TASK TO CARRY OUT: Every record that follows must be duplicated exactly, with images left out.
-- BEGIN DATA PROVIDED --
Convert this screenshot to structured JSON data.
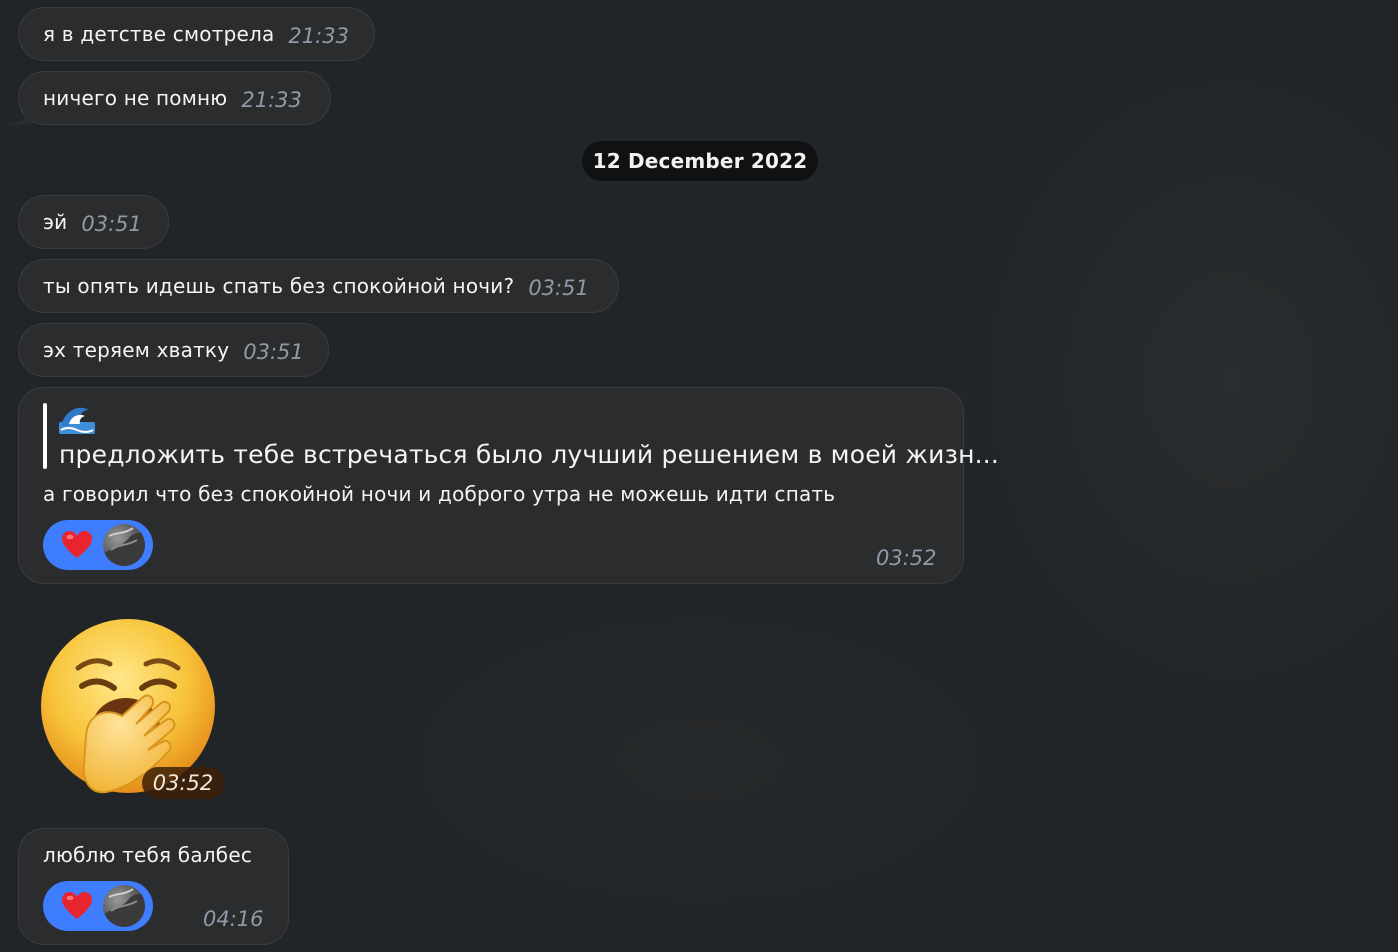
{
  "messages": [
    {
      "text": "я в детстве смотрела",
      "time": "21:33"
    },
    {
      "text": "ничего не помню",
      "time": "21:33"
    },
    {
      "text": "эй",
      "time": "03:51"
    },
    {
      "text": "ты опять идешь спать без спокойной ночи?",
      "time": "03:51"
    },
    {
      "text": "эх теряем хватку",
      "time": "03:51"
    }
  ],
  "date_separator": "12 December 2022",
  "reply_message": {
    "quote_icon": "wave-icon",
    "quote_text": "предложить тебе встречаться было лучший решением в моей жизн...",
    "text": "а говорил что без спокойной ночи и доброго утра не можешь идти спать",
    "time": "03:52",
    "reaction": {
      "emoji": "heart-icon",
      "color": "#3f7dff"
    }
  },
  "sticker": {
    "icon": "yawning-face-icon",
    "time": "03:52"
  },
  "last_message": {
    "text": "люблю тебя балбес",
    "time": "04:16",
    "reaction": {
      "emoji": "heart-icon",
      "color": "#3f7dff"
    }
  },
  "colors": {
    "background": "#222527",
    "bubble": "#2b2c2e",
    "time_text": "#8e9aa8",
    "reaction": "#3f7dff",
    "date_pill": "#0f1113"
  }
}
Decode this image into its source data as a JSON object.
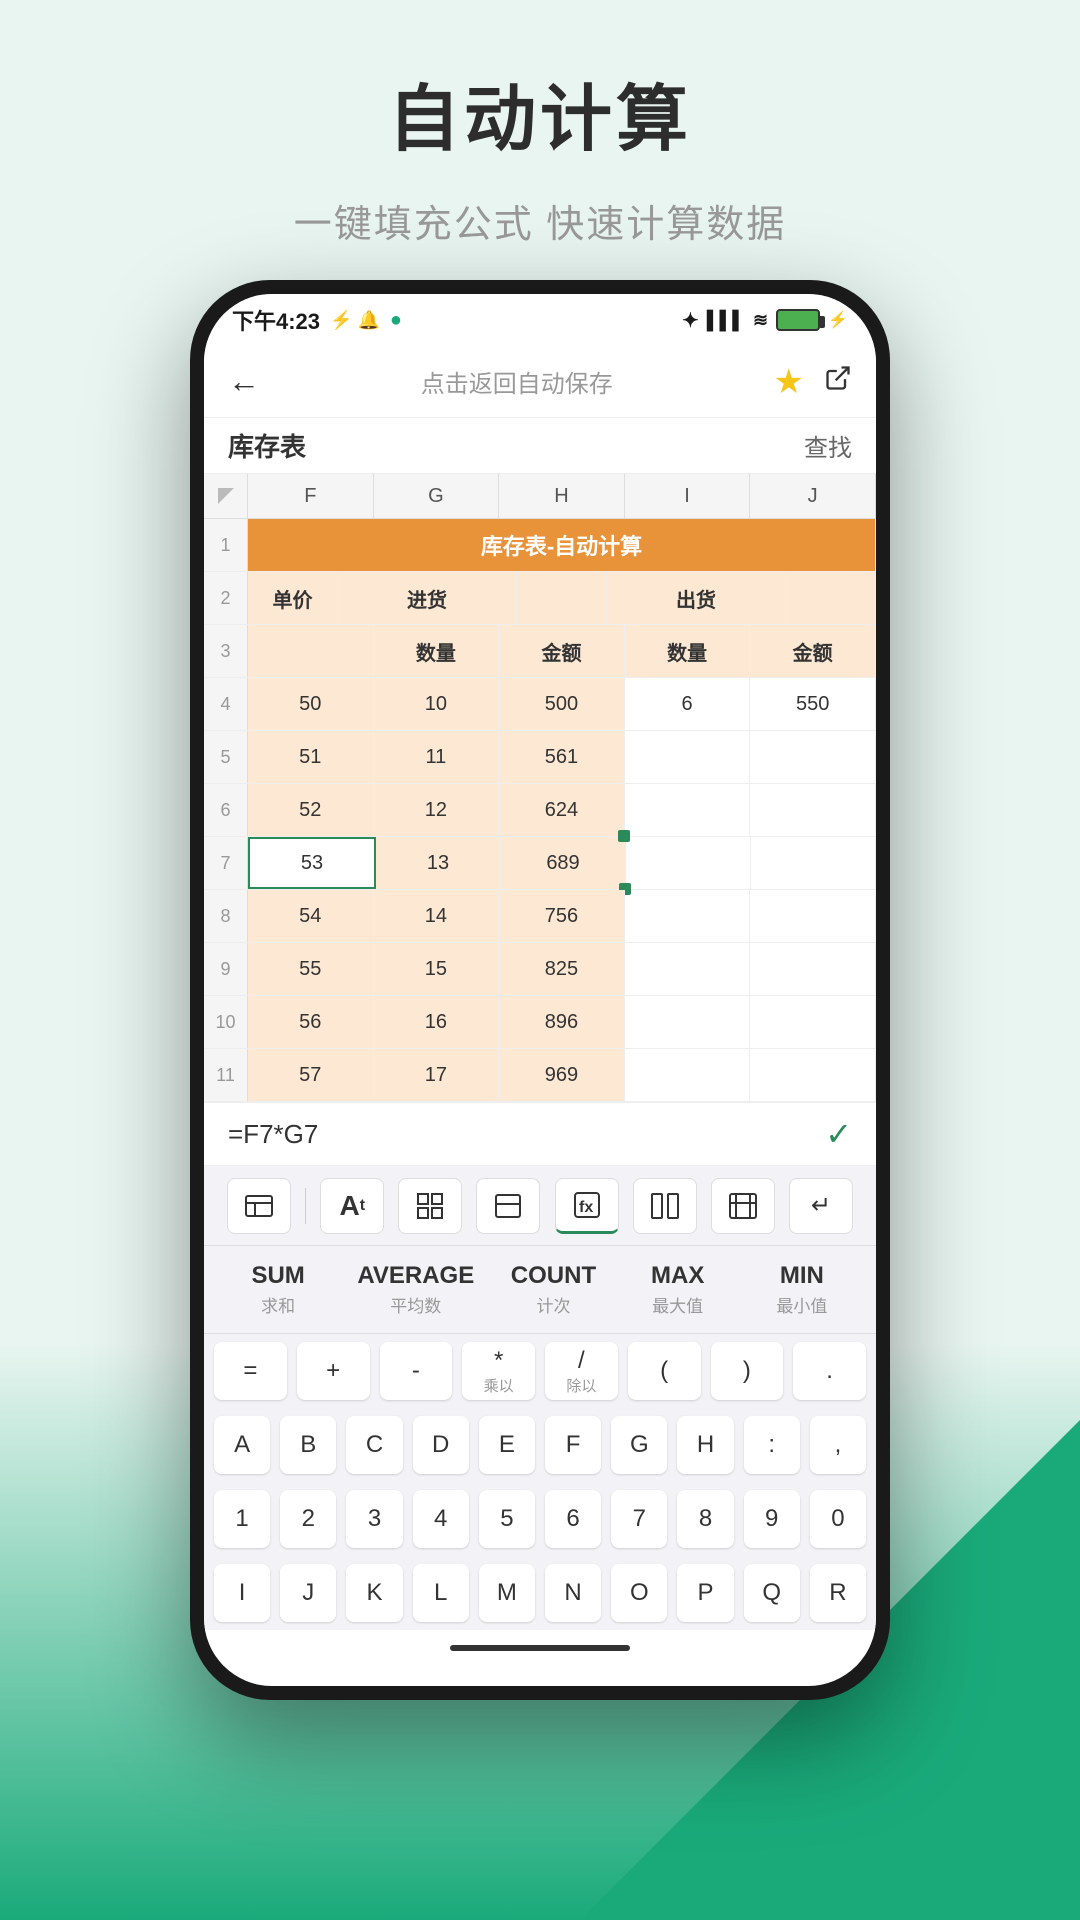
{
  "page": {
    "title": "自动计算",
    "subtitle": "一键填充公式 快速计算数据"
  },
  "status_bar": {
    "time": "下午4:23",
    "icons": "⚡ 🔔 ⊙",
    "right": "🔵 📶 📶 📶 🔋"
  },
  "nav": {
    "back": "←",
    "center": "点击返回自动保存",
    "star": "★",
    "share": "⬆"
  },
  "toolbar": {
    "title": "库存表",
    "find": "查找"
  },
  "spreadsheet": {
    "col_headers": [
      "F",
      "G",
      "H",
      "I",
      "J"
    ],
    "merged_title": "库存表-自动计算",
    "sub_headers_row2": [
      "单价",
      "进货",
      "",
      "出货",
      ""
    ],
    "sub_headers_row3": [
      "",
      "数量",
      "金额",
      "数量",
      "金额"
    ],
    "rows": [
      {
        "num": "4",
        "cells": [
          "50",
          "10",
          "500",
          "6",
          "550"
        ]
      },
      {
        "num": "5",
        "cells": [
          "51",
          "11",
          "561",
          "",
          ""
        ]
      },
      {
        "num": "6",
        "cells": [
          "52",
          "12",
          "624",
          "",
          ""
        ]
      },
      {
        "num": "7",
        "cells": [
          "53",
          "13",
          "689",
          "",
          ""
        ],
        "selected_col": 0
      },
      {
        "num": "8",
        "cells": [
          "54",
          "14",
          "756",
          "",
          ""
        ]
      },
      {
        "num": "9",
        "cells": [
          "55",
          "15",
          "825",
          "",
          ""
        ]
      },
      {
        "num": "10",
        "cells": [
          "56",
          "16",
          "896",
          "",
          ""
        ]
      },
      {
        "num": "11",
        "cells": [
          "57",
          "17",
          "969",
          "",
          ""
        ]
      }
    ]
  },
  "formula_bar": {
    "formula": "=F7*G7",
    "check": "✓"
  },
  "keyboard": {
    "functions": [
      {
        "name": "SUM",
        "sub": "求和"
      },
      {
        "name": "AVERAGE",
        "sub": "平均数"
      },
      {
        "name": "COUNT",
        "sub": "计次"
      },
      {
        "name": "MAX",
        "sub": "最大值"
      },
      {
        "name": "MIN",
        "sub": "最小值"
      }
    ],
    "operators": [
      "=",
      "+",
      "-",
      "*\n乘以",
      "/\n除以",
      "(",
      ")",
      "."
    ],
    "letters_row1": [
      "A",
      "B",
      "C",
      "D",
      "E",
      "F",
      "G",
      "H",
      ":",
      ","
    ],
    "numbers_row": [
      "1",
      "2",
      "3",
      "4",
      "5",
      "6",
      "7",
      "8",
      "9",
      "0"
    ],
    "letters_row2": [
      "I",
      "J",
      "K",
      "L",
      "M",
      "N",
      "O",
      "P",
      "Q",
      "R"
    ]
  }
}
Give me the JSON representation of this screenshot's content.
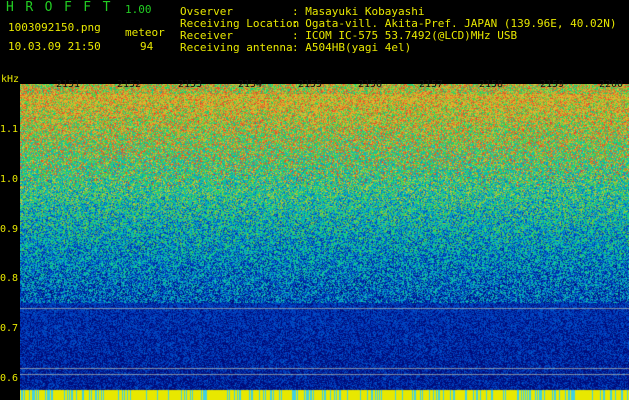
{
  "header": {
    "app_title": "HROFFT",
    "version": "1.00",
    "filename": "1003092150.png",
    "datetime": "10.03.09 21:50",
    "meteor_label": "meteor",
    "meteor_count": "94",
    "fields": [
      {
        "label": "Ovserver",
        "value": ": Masayuki Kobayashi"
      },
      {
        "label": "Receiving Location",
        "value": ": Ogata-vill. Akita-Pref. JAPAN (139.96E, 40.02N)"
      },
      {
        "label": "Receiver",
        "value": ": ICOM IC-575 53.7492(@LCD)MHz USB"
      },
      {
        "label": "Receiving antenna",
        "value": ": A504HB(yagi 4el)"
      }
    ]
  },
  "spectrogram": {
    "y_unit": "kHz",
    "y_ticks": [
      "1.1",
      "1.0",
      "0.9",
      "0.8",
      "0.7",
      "0.6"
    ],
    "x_ticks": [
      "2151",
      "2152",
      "2153",
      "2154",
      "2155",
      "2156",
      "2157",
      "2158",
      "2159",
      "2200"
    ],
    "colors": {
      "low": "#0a14a0",
      "mid": "#1e96c8",
      "high": "#46c846",
      "hot": "#e63232",
      "axis_text": "#e8e800",
      "baseline": "#e8e800"
    }
  }
}
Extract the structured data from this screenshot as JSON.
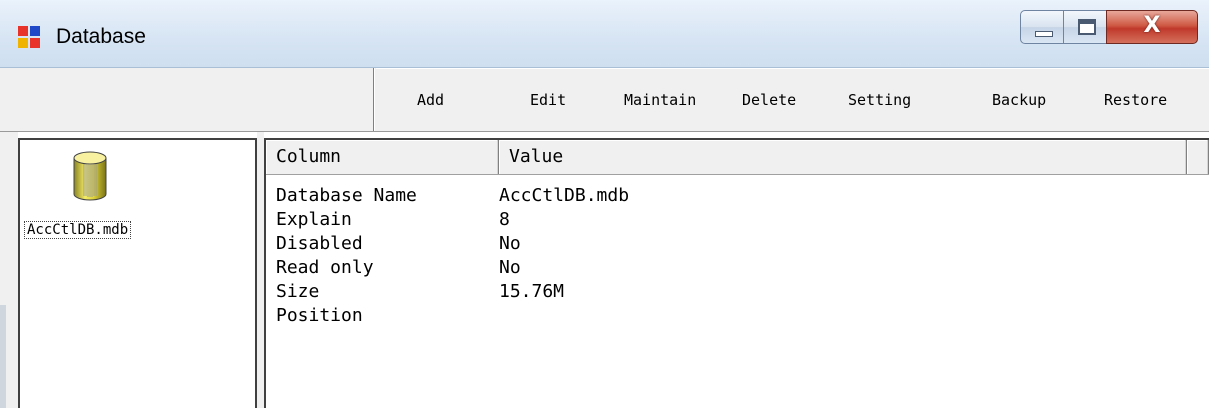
{
  "window": {
    "title": "Database",
    "app_icon": "app-blocks-icon"
  },
  "titlebar_buttons": {
    "minimize_icon": "minimize-icon",
    "maximize_icon": "maximize-icon",
    "close_glyph": "X"
  },
  "toolbar": {
    "buttons": [
      {
        "label": "Add"
      },
      {
        "label": "Edit"
      },
      {
        "label": "Maintain"
      },
      {
        "label": "Delete"
      },
      {
        "label": "Setting"
      },
      {
        "label": "Backup"
      },
      {
        "label": "Restore"
      }
    ]
  },
  "left_pane": {
    "item_label": "AccCtlDB.mdb",
    "item_icon": "database-cylinder-icon"
  },
  "table": {
    "headers": [
      "Column",
      "Value"
    ],
    "rows": [
      {
        "name": "Database Name",
        "value": "AccCtlDB.mdb"
      },
      {
        "name": "Explain",
        "value": "8"
      },
      {
        "name": "Disabled",
        "value": "No"
      },
      {
        "name": "Read only",
        "value": "No"
      },
      {
        "name": "Size",
        "value": "15.76M"
      },
      {
        "name": "Position",
        "value": ""
      }
    ]
  },
  "colors": {
    "titlebar": "#d6e4f3",
    "close_button": "#c0392b",
    "panel": "#f0f0f0",
    "db_icon": "#e6dc3a"
  }
}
-- END DATA PROVIDED --
ANSWER TO THIS EXERCISE:
Convert this screenshot to structured JSON data.
{
  "messages": [
    {
      "text": "я в детстве смотрела",
      "time": "21:33"
    },
    {
      "text": "ничего не помню",
      "time": "21:33"
    },
    {
      "text": "эй",
      "time": "03:51"
    },
    {
      "text": "ты опять идешь спать без спокойной ночи?",
      "time": "03:51"
    },
    {
      "text": "эх теряем хватку",
      "time": "03:51"
    }
  ],
  "date_separator": "12 December 2022",
  "reply_message": {
    "quote_icon": "wave-icon",
    "quote_text": "предложить тебе встречаться было лучший решением в моей жизн...",
    "text": "а говорил что без спокойной ночи и доброго утра не можешь идти спать",
    "time": "03:52",
    "reaction": {
      "emoji": "heart-icon",
      "color": "#3f7dff"
    }
  },
  "sticker": {
    "icon": "yawning-face-icon",
    "time": "03:52"
  },
  "last_message": {
    "text": "люблю тебя балбес",
    "time": "04:16",
    "reaction": {
      "emoji": "heart-icon",
      "color": "#3f7dff"
    }
  },
  "colors": {
    "background": "#222527",
    "bubble": "#2b2c2e",
    "time_text": "#8e9aa8",
    "reaction": "#3f7dff",
    "date_pill": "#0f1113"
  }
}
Decode this image into its source data as a JSON object.
{
  "page": {
    "title": "自动计算",
    "subtitle": "一键填充公式 快速计算数据"
  },
  "status_bar": {
    "time": "下午4:23",
    "icons": "⚡ 🔔 ⊙",
    "right": "🔵 📶 📶 📶 🔋"
  },
  "nav": {
    "back": "←",
    "center": "点击返回自动保存",
    "star": "★",
    "share": "⬆"
  },
  "toolbar": {
    "title": "库存表",
    "find": "查找"
  },
  "spreadsheet": {
    "col_headers": [
      "F",
      "G",
      "H",
      "I",
      "J"
    ],
    "merged_title": "库存表-自动计算",
    "sub_headers_row2": [
      "单价",
      "进货",
      "",
      "出货",
      ""
    ],
    "sub_headers_row3": [
      "",
      "数量",
      "金额",
      "数量",
      "金额"
    ],
    "rows": [
      {
        "num": "4",
        "cells": [
          "50",
          "10",
          "500",
          "6",
          "550"
        ]
      },
      {
        "num": "5",
        "cells": [
          "51",
          "11",
          "561",
          "",
          ""
        ]
      },
      {
        "num": "6",
        "cells": [
          "52",
          "12",
          "624",
          "",
          ""
        ]
      },
      {
        "num": "7",
        "cells": [
          "53",
          "13",
          "689",
          "",
          ""
        ],
        "selected_col": 0
      },
      {
        "num": "8",
        "cells": [
          "54",
          "14",
          "756",
          "",
          ""
        ]
      },
      {
        "num": "9",
        "cells": [
          "55",
          "15",
          "825",
          "",
          ""
        ]
      },
      {
        "num": "10",
        "cells": [
          "56",
          "16",
          "896",
          "",
          ""
        ]
      },
      {
        "num": "11",
        "cells": [
          "57",
          "17",
          "969",
          "",
          ""
        ]
      }
    ]
  },
  "formula_bar": {
    "formula": "=F7*G7",
    "check": "✓"
  },
  "keyboard": {
    "functions": [
      {
        "name": "SUM",
        "sub": "求和"
      },
      {
        "name": "AVERAGE",
        "sub": "平均数"
      },
      {
        "name": "COUNT",
        "sub": "计次"
      },
      {
        "name": "MAX",
        "sub": "最大值"
      },
      {
        "name": "MIN",
        "sub": "最小值"
      }
    ],
    "operators": [
      "=",
      "+",
      "-",
      "*\n乘以",
      "/\n除以",
      "(",
      ")",
      "."
    ],
    "letters_row1": [
      "A",
      "B",
      "C",
      "D",
      "E",
      "F",
      "G",
      "H",
      ":",
      ","
    ],
    "numbers_row": [
      "1",
      "2",
      "3",
      "4",
      "5",
      "6",
      "7",
      "8",
      "9",
      "0"
    ],
    "letters_row2": [
      "I",
      "J",
      "K",
      "L",
      "M",
      "N",
      "O",
      "P",
      "Q",
      "R"
    ]
  }
}
Give me the JSON representation of this screenshot's content.
{
  "header": {
    "app_title": "HROFFT",
    "version": "1.00",
    "filename": "1003092150.png",
    "datetime": "10.03.09 21:50",
    "meteor_label": "meteor",
    "meteor_count": "94",
    "fields": [
      {
        "label": "Ovserver",
        "value": ": Masayuki Kobayashi"
      },
      {
        "label": "Receiving Location",
        "value": ": Ogata-vill. Akita-Pref. JAPAN (139.96E, 40.02N)"
      },
      {
        "label": "Receiver",
        "value": ": ICOM IC-575 53.7492(@LCD)MHz USB"
      },
      {
        "label": "Receiving antenna",
        "value": ": A504HB(yagi 4el)"
      }
    ]
  },
  "spectrogram": {
    "y_unit": "kHz",
    "y_ticks": [
      "1.1",
      "1.0",
      "0.9",
      "0.8",
      "0.7",
      "0.6"
    ],
    "x_ticks": [
      "2151",
      "2152",
      "2153",
      "2154",
      "2155",
      "2156",
      "2157",
      "2158",
      "2159",
      "2200"
    ],
    "colors": {
      "low": "#0a14a0",
      "mid": "#1e96c8",
      "high": "#46c846",
      "hot": "#e63232",
      "axis_text": "#e8e800",
      "baseline": "#e8e800"
    }
  }
}
Extract the structured data from this screenshot as JSON.
{
  "window": {
    "title": "Database",
    "app_icon": "app-blocks-icon"
  },
  "titlebar_buttons": {
    "minimize_icon": "minimize-icon",
    "maximize_icon": "maximize-icon",
    "close_glyph": "X"
  },
  "toolbar": {
    "buttons": [
      {
        "label": "Add"
      },
      {
        "label": "Edit"
      },
      {
        "label": "Maintain"
      },
      {
        "label": "Delete"
      },
      {
        "label": "Setting"
      },
      {
        "label": "Backup"
      },
      {
        "label": "Restore"
      }
    ]
  },
  "left_pane": {
    "item_label": "AccCtlDB.mdb",
    "item_icon": "database-cylinder-icon"
  },
  "table": {
    "headers": [
      "Column",
      "Value"
    ],
    "rows": [
      {
        "name": "Database Name",
        "value": "AccCtlDB.mdb"
      },
      {
        "name": "Explain",
        "value": "8"
      },
      {
        "name": "Disabled",
        "value": "No"
      },
      {
        "name": "Read only",
        "value": "No"
      },
      {
        "name": "Size",
        "value": "15.76M"
      },
      {
        "name": "Position",
        "value": ""
      }
    ]
  },
  "colors": {
    "titlebar": "#d6e4f3",
    "close_button": "#c0392b",
    "panel": "#f0f0f0",
    "db_icon": "#e6dc3a"
  }
}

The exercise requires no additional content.